EXERCISE OBJECTIVE
Copy each line that has the string "auch" somewhere in it.

PROVIDED DATA
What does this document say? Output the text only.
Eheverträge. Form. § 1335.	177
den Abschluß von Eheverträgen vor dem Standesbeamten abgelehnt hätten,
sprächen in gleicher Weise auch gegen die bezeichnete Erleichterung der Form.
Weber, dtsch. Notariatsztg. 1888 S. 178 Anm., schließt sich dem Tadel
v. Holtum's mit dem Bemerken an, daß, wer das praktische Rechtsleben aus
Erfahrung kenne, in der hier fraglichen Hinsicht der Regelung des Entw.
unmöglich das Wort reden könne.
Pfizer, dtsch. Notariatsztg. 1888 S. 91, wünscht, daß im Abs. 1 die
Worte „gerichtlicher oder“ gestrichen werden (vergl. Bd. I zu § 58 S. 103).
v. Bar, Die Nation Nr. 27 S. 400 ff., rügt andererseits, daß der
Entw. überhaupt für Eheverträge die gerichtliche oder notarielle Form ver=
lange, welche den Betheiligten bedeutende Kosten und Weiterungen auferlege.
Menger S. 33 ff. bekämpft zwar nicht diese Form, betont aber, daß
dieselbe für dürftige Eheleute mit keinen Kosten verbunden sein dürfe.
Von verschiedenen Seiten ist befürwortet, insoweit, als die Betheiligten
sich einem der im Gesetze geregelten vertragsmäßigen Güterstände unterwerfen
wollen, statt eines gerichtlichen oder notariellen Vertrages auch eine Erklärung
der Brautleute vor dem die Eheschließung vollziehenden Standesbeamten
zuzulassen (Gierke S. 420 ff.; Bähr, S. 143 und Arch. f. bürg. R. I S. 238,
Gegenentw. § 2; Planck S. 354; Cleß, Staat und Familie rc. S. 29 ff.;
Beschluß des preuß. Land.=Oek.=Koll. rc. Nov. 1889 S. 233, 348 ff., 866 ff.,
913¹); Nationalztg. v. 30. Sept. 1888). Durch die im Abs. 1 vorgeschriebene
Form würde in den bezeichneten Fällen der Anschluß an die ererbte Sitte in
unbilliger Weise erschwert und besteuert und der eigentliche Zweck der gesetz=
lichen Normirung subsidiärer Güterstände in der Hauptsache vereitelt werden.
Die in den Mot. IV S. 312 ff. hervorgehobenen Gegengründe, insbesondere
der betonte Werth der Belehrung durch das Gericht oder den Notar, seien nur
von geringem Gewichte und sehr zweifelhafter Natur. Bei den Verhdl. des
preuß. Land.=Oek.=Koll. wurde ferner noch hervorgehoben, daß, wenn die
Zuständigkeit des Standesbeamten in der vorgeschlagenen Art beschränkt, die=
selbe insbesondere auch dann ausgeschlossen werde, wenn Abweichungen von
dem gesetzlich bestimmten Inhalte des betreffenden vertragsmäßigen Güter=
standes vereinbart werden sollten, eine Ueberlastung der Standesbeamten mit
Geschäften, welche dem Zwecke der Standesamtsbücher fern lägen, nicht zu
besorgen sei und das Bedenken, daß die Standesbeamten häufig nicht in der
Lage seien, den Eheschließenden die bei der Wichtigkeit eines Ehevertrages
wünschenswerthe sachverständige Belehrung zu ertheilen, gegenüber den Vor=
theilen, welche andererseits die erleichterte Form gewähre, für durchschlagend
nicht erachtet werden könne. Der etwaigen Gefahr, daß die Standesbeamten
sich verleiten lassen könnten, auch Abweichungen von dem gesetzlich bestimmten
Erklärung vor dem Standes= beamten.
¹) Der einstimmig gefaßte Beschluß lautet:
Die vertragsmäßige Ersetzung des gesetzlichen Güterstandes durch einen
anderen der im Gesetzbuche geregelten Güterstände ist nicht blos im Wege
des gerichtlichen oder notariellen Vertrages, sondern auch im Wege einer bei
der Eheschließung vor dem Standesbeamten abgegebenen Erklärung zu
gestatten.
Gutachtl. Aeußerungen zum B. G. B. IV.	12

SOLUTION BELOW
sprächen in gleicher Weise auch gegen die bezeichnete Erleichterung der Form.
wollen, statt eines gerichtlichen oder notariellen Vertrages auch eine Erklärung
selbe insbesondere auch dann ausgeschlossen werde, wenn Abweichungen von
sich verleiten lassen könnten, auch Abweichungen von dem gesetzlich bestimmten
des gerichtlichen oder notariellen Vertrages, sondern auch im Wege einer bei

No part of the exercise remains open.